» Do this:
Collect each line containing "GitHub".

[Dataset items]
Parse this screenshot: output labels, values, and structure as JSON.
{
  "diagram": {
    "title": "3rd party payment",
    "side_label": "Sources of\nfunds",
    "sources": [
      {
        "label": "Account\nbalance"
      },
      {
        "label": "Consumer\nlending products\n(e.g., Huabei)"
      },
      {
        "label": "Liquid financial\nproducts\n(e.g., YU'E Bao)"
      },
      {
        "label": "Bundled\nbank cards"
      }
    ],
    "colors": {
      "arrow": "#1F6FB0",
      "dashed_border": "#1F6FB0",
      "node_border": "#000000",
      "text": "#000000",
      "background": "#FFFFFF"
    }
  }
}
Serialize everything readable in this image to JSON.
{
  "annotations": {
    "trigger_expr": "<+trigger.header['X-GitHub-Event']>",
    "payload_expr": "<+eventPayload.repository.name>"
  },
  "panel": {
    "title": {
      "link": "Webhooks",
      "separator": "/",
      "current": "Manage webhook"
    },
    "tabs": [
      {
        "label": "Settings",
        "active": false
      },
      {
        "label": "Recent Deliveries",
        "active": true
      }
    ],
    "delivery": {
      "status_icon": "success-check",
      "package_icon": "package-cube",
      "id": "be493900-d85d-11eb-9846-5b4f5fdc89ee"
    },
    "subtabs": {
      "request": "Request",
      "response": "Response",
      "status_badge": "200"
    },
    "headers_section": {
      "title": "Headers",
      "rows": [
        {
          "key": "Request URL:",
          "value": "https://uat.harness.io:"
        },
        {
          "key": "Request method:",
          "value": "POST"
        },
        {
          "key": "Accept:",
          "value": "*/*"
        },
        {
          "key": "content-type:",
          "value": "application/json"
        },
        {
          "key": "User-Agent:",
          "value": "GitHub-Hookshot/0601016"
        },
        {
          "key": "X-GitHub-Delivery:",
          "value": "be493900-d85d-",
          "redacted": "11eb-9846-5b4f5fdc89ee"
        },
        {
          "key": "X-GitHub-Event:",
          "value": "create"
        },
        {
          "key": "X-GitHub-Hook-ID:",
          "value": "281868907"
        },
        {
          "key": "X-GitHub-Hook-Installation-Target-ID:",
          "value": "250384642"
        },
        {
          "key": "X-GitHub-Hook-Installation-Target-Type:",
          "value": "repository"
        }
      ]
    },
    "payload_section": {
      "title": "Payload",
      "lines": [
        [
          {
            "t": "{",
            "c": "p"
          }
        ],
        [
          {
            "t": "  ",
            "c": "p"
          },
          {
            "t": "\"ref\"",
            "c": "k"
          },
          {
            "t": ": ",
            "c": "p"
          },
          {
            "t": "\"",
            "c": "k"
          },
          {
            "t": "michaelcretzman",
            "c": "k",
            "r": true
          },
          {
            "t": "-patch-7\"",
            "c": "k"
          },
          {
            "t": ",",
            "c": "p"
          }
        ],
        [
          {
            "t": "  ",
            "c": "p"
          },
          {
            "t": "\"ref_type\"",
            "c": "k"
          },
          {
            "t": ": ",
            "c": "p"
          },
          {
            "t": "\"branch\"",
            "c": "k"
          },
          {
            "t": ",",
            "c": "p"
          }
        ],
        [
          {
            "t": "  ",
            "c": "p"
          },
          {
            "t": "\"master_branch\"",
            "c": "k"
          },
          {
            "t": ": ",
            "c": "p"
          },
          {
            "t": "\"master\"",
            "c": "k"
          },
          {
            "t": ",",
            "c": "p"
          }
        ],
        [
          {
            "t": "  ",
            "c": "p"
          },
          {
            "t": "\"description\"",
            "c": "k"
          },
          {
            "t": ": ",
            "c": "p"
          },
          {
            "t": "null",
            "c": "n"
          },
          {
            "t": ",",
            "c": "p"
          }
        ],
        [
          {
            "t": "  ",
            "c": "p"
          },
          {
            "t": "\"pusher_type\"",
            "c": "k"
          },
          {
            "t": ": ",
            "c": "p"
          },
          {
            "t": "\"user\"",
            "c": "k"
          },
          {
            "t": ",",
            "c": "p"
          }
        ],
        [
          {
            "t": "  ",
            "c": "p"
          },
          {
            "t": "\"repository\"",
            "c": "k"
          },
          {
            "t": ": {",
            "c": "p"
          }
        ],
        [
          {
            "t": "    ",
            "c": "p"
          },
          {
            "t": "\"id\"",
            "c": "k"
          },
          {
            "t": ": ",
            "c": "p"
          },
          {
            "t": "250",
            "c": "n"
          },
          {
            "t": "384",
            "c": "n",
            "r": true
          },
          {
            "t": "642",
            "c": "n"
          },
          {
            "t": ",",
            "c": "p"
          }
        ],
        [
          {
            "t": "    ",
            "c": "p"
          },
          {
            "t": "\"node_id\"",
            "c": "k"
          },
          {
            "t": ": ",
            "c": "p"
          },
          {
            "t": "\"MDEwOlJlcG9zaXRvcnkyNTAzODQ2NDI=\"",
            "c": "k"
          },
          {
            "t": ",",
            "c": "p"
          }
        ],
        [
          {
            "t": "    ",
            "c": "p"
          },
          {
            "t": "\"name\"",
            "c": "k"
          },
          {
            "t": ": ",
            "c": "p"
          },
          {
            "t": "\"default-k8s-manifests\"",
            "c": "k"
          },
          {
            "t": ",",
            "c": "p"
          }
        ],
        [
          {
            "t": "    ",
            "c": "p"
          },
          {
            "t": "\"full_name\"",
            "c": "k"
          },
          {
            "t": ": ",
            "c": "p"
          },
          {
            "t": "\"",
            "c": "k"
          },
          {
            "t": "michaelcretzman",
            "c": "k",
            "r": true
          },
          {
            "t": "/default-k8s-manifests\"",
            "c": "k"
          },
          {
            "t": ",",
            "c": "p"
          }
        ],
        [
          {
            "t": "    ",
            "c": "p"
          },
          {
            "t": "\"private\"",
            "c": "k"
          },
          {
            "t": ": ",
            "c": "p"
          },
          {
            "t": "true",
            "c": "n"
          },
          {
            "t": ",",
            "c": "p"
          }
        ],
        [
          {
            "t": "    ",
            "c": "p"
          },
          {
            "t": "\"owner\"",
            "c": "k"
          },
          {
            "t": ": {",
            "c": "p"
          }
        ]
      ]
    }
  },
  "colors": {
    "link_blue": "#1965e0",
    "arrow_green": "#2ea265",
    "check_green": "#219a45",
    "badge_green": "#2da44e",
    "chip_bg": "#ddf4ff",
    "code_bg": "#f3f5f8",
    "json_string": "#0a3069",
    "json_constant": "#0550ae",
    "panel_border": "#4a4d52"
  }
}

» The answer:
    "trigger_expr": "<+trigger.header['X-GitHub-Event']>",
          "value": "GitHub-Hookshot/0601016"
          "key": "X-GitHub-Delivery:",
          "key": "X-GitHub-Event:",
          "key": "X-GitHub-Hook-ID:",
          "key": "X-GitHub-Hook-Installation-Target-ID:",
          "key": "X-GitHub-Hook-Installation-Target-Type:",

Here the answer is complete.